(Stored records)
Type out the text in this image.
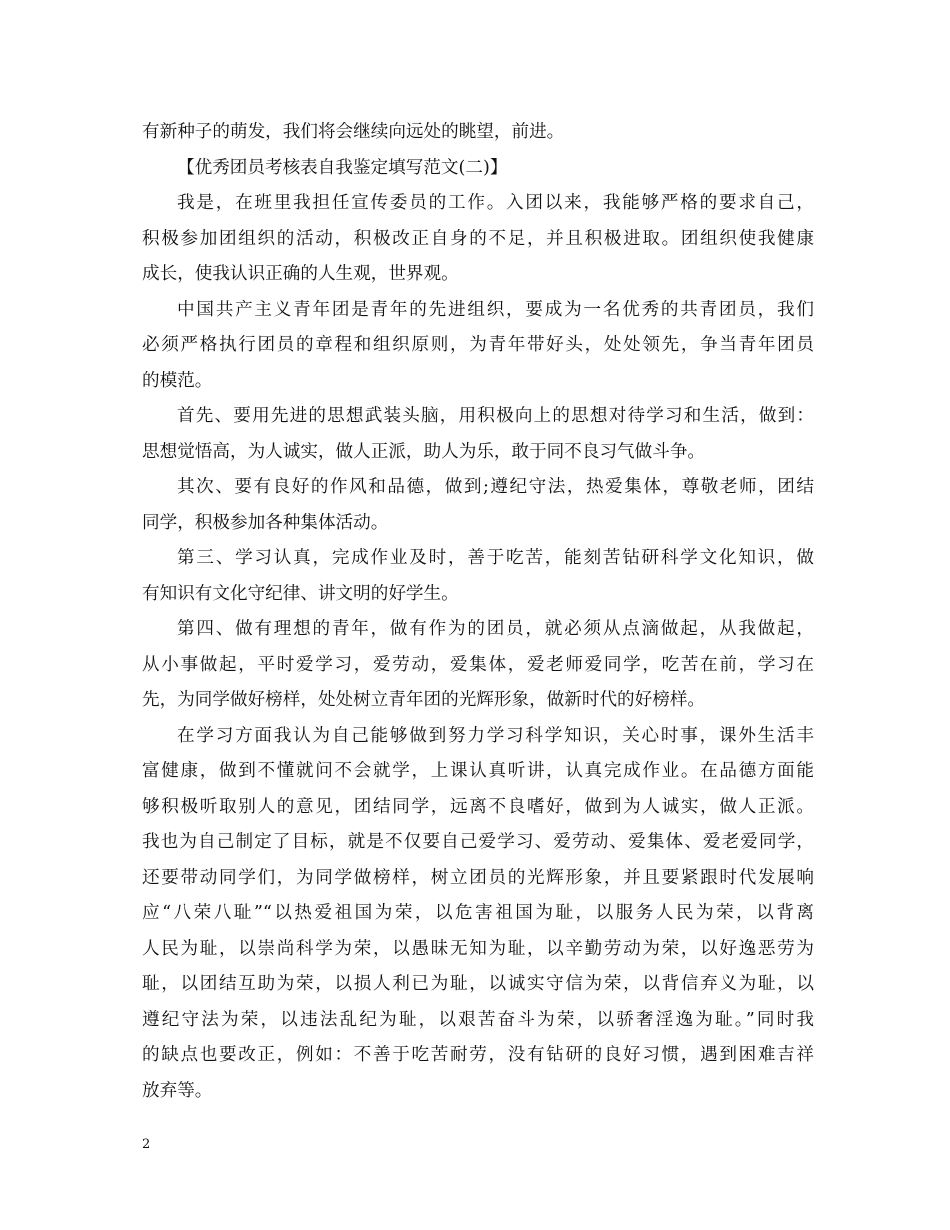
有新种子的萌发，我们将会继续向远处的眺望，前进。
【优秀团员考核表自我鉴定填写范文(二)】
我是，在班里我担任宣传委员的工作。入团以来，我能够严格的要求自己，
积极参加团组织的活动，积极改正自身的不足，并且积极进取。团组织使我健康
成长，使我认识正确的人生观，世界观。
中国共产主义青年团是青年的先进组织，要成为一名优秀的共青团员，我们
必须严格执行团员的章程和组织原则，为青年带好头，处处领先，争当青年团员
的模范。
首先、要用先进的思想武装头脑，用积极向上的思想对待学习和生活，做到：
思想觉悟高，为人诚实，做人正派，助人为乐，敢于同不良习气做斗争。
其次、要有良好的作风和品德，做到;遵纪守法，热爱集体，尊敬老师，团结
同学，积极参加各种集体活动。
第三、学习认真，完成作业及时，善于吃苦，能刻苦钻研科学文化知识，做
有知识有文化守纪律、讲文明的好学生。
第四、做有理想的青年，做有作为的团员，就必须从点滴做起，从我做起，
从小事做起，平时爱学习，爱劳动，爱集体，爱老师爱同学，吃苦在前，学习在
先，为同学做好榜样，处处树立青年团的光辉形象，做新时代的好榜样。
在学习方面我认为自己能够做到努力学习科学知识，关心时事，课外生活丰
富健康，做到不懂就问不会就学，上课认真听讲，认真完成作业。在品德方面能
够积极听取别人的意见，团结同学，远离不良嗜好，做到为人诚实，做人正派。
我也为自己制定了目标，就是不仅要自己爱学习、爱劳动、爱集体、爱老爱同学，
还要带动同学们，为同学做榜样，树立团员的光辉形象，并且要紧跟时代发展响
应“八荣八耻”“以热爱祖国为荣，以危害祖国为耻，以服务人民为荣，以背离
人民为耻，以崇尚科学为荣，以愚昧无知为耻，以辛勤劳动为荣，以好逸恶劳为
耻，以团结互助为荣，以损人利已为耻，以诚实守信为荣，以背信弃义为耻，以
遵纪守法为荣，以违法乱纪为耻，以艰苦奋斗为荣，以骄奢淫逸为耻。”同时我
的缺点也要改正，例如：不善于吃苦耐劳，没有钻研的良好习惯，遇到困难吉祥
放弃等。
2
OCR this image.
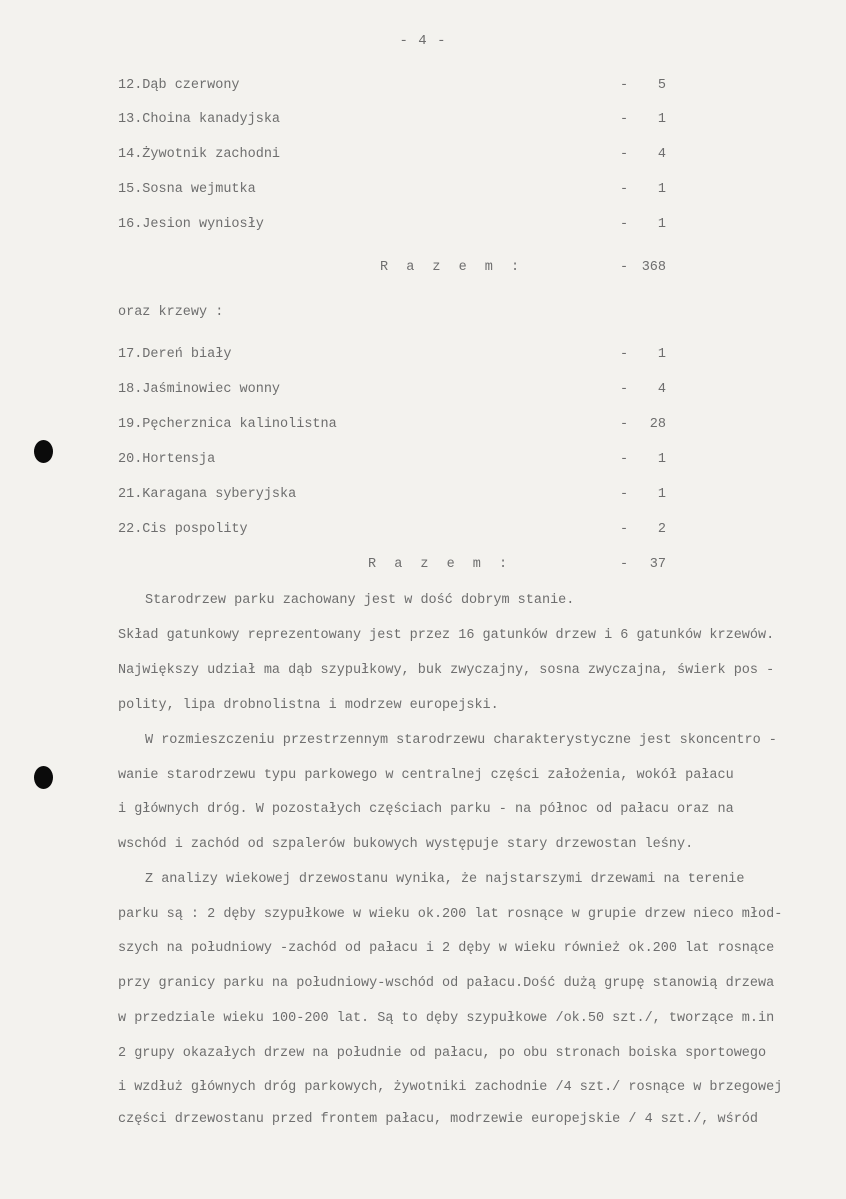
- 4 -
12.Dąb czerwony	- 5
13.Choina kanadyjska	- 1
14.Żywotnik zachodni	- 4
15.Sosna wejmutka	- 1
16.Jesion wyniosły	- 1
R a z e m :	- 368
oraz krzewy :
17.Dereń biały	- 1
18.Jaśminowiec wonny	- 4
19.Pęcherznica kalinolistna	- 28
20.Hortensja	- 1
21.Karagana syberyjska	- 1
22.Cis pospolity	- 2
R a z e m :	- 37
Starodrzew parku zachowany jest w dość dobrym stanie.
Skład gatunkowy reprezentowany jest przez 16 gatunków drzew i 6 gatunków krzewów.
Największy udział ma dąb szypułkowy, buk zwyczajny, sosna zwyczajna, świerk pos -
polity, lipa drobnolistna i modrzew europejski.
W rozmieszczeniu przestrzennym starodrzewu charakterystyczne jest skoncentro -
wanie starodrzewu typu parkowego w centralnej części założenia, wokół pałacu
i głównych dróg. W pozostałych częściach parku - na północ od pałacu oraz na
wschód i zachód od szpalerów bukowych występuje stary drzewostan leśny.
Z analizy wiekowej drzewostanu wynika, że najstarszymi drzewami na terenie
parku są : 2 dęby szypułkowe w wieku ok.200 lat rosnące w grupie drzew nieco młod-
szych na południowy -zachód od pałacu i 2 dęby w wieku również ok.200 lat rosnące
przy granicy parku na południowy-wschód od pałacu.Dość dużą grupę stanowią drzewa
w przedziale wieku 100-200 lat. Są to dęby szypułkowe /ok.50 szt./, tworzące m.in
2 grupy okazałych drzew na południe od pałacu, po obu stronach boiska sportowego
i wzdłuż głównych dróg parkowych, żywotniki zachodnie /4 szt./ rosnące w brzegowej
części drzewostanu przed frontem pałacu, modrzewie europejskie / 4 szt./, wśród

TASK GOAL: Show the lines from the data above that contain the string "this".

FINAL RESULT:
Type out the text in this image.
OCR this image.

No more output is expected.